§ Set exercise: It is required that all of the data be written out exactly.

§ Dataset excerpts:
◇ ◇ ◇ ◇
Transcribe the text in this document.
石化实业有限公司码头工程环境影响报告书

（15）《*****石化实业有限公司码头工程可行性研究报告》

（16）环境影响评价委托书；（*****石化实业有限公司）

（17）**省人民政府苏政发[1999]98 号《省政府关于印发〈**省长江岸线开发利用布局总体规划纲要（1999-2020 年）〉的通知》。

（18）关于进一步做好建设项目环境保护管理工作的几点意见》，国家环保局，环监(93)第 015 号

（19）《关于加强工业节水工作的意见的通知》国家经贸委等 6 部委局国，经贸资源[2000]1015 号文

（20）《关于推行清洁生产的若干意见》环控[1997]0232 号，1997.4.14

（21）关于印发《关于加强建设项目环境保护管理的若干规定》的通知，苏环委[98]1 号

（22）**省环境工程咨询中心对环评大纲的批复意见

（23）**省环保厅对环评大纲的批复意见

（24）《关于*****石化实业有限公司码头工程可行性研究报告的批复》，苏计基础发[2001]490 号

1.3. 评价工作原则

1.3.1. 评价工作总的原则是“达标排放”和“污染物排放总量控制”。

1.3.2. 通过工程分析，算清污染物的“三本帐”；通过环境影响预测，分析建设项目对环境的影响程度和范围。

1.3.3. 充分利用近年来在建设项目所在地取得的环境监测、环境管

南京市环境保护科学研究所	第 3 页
◇ ◇ ◇ ◇
§ Problem solution:
Transcribe the text in this document.
石化实业有限公司码头工程环境影响报告书

（15）《*****石化实业有限公司码头工程可行性研究报告》

（16）环境影响评价委托书；（*****石化实业有限公司）

（17）**省人民政府苏政发[1999]98 号《省政府关于印发〈**省长江岸线开发利用布局总体规划纲要（1999-2020 年）〉的通知》。

（18）关于进一步做好建设项目环境保护管理工作的几点意见》，国家环保局，环监(93)第 015 号

（19）《关于加强工业节水工作的意见的通知》国家经贸委等 6 部委局国，经贸资源[2000]1015 号文

（20）《关于推行清洁生产的若干意见》环控[1997]0232 号，1997.4.14

（21）关于印发《关于加强建设项目环境保护管理的若干规定》的通知，苏环委[98]1 号

（22）**省环境工程咨询中心对环评大纲的批复意见

（23）**省环保厅对环评大纲的批复意见

（24）《关于*****石化实业有限公司码头工程可行性研究报告的批复》，苏计基础发[2001]490 号

1.3. 评价工作原则

1.3.1. 评价工作总的原则是“达标排放”和“污染物排放总量控制”。

1.3.2. 通过工程分析，算清污染物的“三本帐”；通过环境影响预测，分析建设项目对环境的影响程度和范围。

1.3.3. 充分利用近年来在建设项目所在地取得的环境监测、环境管

南京市环境保护科学研究所	第 3 页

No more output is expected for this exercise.